Will you output the entries below exactly, skipping every image they contain?
-- start of Supplied entries --
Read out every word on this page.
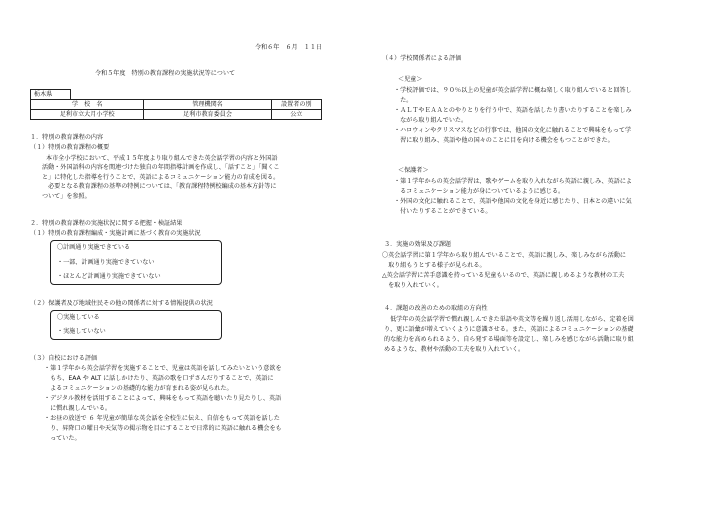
令和６年　６月　１１日
令和５年度　特別の教育課程の実施状況等について
栃木県
学　校　名	管理機関名	設置者の別
足利市立大月小学校	足利市教育委員会	公立
１．特別の教育課程の内容
（１）特別の教育課程の概要
本市全小学校において、平成１５年度より取り組んできた英会話学習の内容と外国語
活動・外国語科の内容を関連づけた独自の年間指導計画を作成し、「話すこと」「聞くこ
と」に特化した指導を行うことで、英語によるコミュニケーション能力の育成を図る。
　必要となる教育課程の基準の特例については、「教育課程特例校編成の基本方針等に
ついて」を参照。
２．特別の教育課程の実施状況に関する把握・検証結果
（１）特別の教育課程編成・実施計画に基づく教育の実施状況
〇計画通り実施できている
・一部、計画通り実施できていない
・ほとんど計画通り実施できていない
（２）保護者及び地域住民その他の関係者に対する情報提供の状況
〇実施している
・実施していない
（３）自校における評価
・第１学年から英会話学習を実施することで、児童は英語を話してみたいという意欲を
　もち、EAA や ALT に話しかけたり、英語の歌を口ずさんだりすることで、英語に
　よるコミュニケーションの基礎的な能力が育まれる姿が見られた。
・デジタル教材を活用することによって、興味をもって英語を聴いたり見たりし、英語
　に慣れ親しんでいる。
・お昼の放送で ６ 年児童が簡単な英会話を全校生に伝え、自信をもって英語を話した
　り、昇降口の曜日や天気等の掲示物を目にすることで日常的に英語に触れる機会をも
　っていた。
（４）学校関係者による評価
＜児童＞
・学校評価では、９０％以上の児童が英会話学習に概ね楽しく取り組んでいると回答し
　た。
・ＡＬＴやＥＡＡとのやりとりを行う中で、英語を話したり書いたりすることを楽しみ
　ながら取り組んでいた。
・ハロウィンやクリスマスなどの行事では、他国の文化に触れることで興味をもって学
　習に取り組み、英語や他の国々のことに目を向ける機会をもつことができた。
＜保護者＞
・第１学年からの英会話学習は、歌やゲームを取り入れながら英語に親しみ、英語によ
　るコミュニケーション能力が身についているように感じる。
・外国の文化に触れることで、英語や他国の文化を身近に感じたり、日本との違いに気
　付いたりすることができている。
３．実施の効果及び課題
〇英会話学習に第１学年から取り組んでいることで、英語に親しみ、楽しみながら活動に
　取り組もうとする様子が見られる。
△英会話学習に苦手意識を持っている児童もいるので、英語に親しめるような教材の工夫
　を取り入れていく。
４．課題の改善のための取組の方向性
　低学年の英会話学習で慣れ親しんできた単語や英文等を繰り返し活用しながら、定着を図
り、更に語彙が増えていくように意識させる。また、英語によるコミュニケーションの基礎
的な能力を高められるよう、自ら発する場面等を設定し、楽しみを感じながら活動に取り組
めるような、教材や活動の工夫を取り入れていく。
-- end of Supplied entries --
* **Problem solution**
Read out every word on this page.
令和６年　６月　１１日
令和５年度　特別の教育課程の実施状況等について
栃木県
学　校　名	管理機関名	設置者の別
足利市立大月小学校	足利市教育委員会	公立
１．特別の教育課程の内容
（１）特別の教育課程の概要
本市全小学校において、平成１５年度より取り組んできた英会話学習の内容と外国語
活動・外国語科の内容を関連づけた独自の年間指導計画を作成し、「話すこと」「聞くこ
と」に特化した指導を行うことで、英語によるコミュニケーション能力の育成を図る。
　必要となる教育課程の基準の特例については、「教育課程特例校編成の基本方針等に
ついて」を参照。
２．特別の教育課程の実施状況に関する把握・検証結果
（１）特別の教育課程編成・実施計画に基づく教育の実施状況
〇計画通り実施できている
・一部、計画通り実施できていない
・ほとんど計画通り実施できていない
（２）保護者及び地域住民その他の関係者に対する情報提供の状況
〇実施している
・実施していない
（３）自校における評価
・第１学年から英会話学習を実施することで、児童は英語を話してみたいという意欲を
　もち、EAA や ALT に話しかけたり、英語の歌を口ずさんだりすることで、英語に
　よるコミュニケーションの基礎的な能力が育まれる姿が見られた。
・デジタル教材を活用することによって、興味をもって英語を聴いたり見たりし、英語
　に慣れ親しんでいる。
・お昼の放送で ６ 年児童が簡単な英会話を全校生に伝え、自信をもって英語を話した
　り、昇降口の曜日や天気等の掲示物を目にすることで日常的に英語に触れる機会をも
　っていた。
（４）学校関係者による評価
＜児童＞
・学校評価では、９０％以上の児童が英会話学習に概ね楽しく取り組んでいると回答し
　た。
・ＡＬＴやＥＡＡとのやりとりを行う中で、英語を話したり書いたりすることを楽しみ
　ながら取り組んでいた。
・ハロウィンやクリスマスなどの行事では、他国の文化に触れることで興味をもって学
　習に取り組み、英語や他の国々のことに目を向ける機会をもつことができた。
＜保護者＞
・第１学年からの英会話学習は、歌やゲームを取り入れながら英語に親しみ、英語によ
　るコミュニケーション能力が身についているように感じる。
・外国の文化に触れることで、英語や他国の文化を身近に感じたり、日本との違いに気
　付いたりすることができている。
３．実施の効果及び課題
〇英会話学習に第１学年から取り組んでいることで、英語に親しみ、楽しみながら活動に
　取り組もうとする様子が見られる。
△英会話学習に苦手意識を持っている児童もいるので、英語に親しめるような教材の工夫
　を取り入れていく。
４．課題の改善のための取組の方向性
　低学年の英会話学習で慣れ親しんできた単語や英文等を繰り返し活用しながら、定着を図
り、更に語彙が増えていくように意識させる。また、英語によるコミュニケーションの基礎
的な能力を高められるよう、自ら発する場面等を設定し、楽しみを感じながら活動に取り組
めるような、教材や活動の工夫を取り入れていく。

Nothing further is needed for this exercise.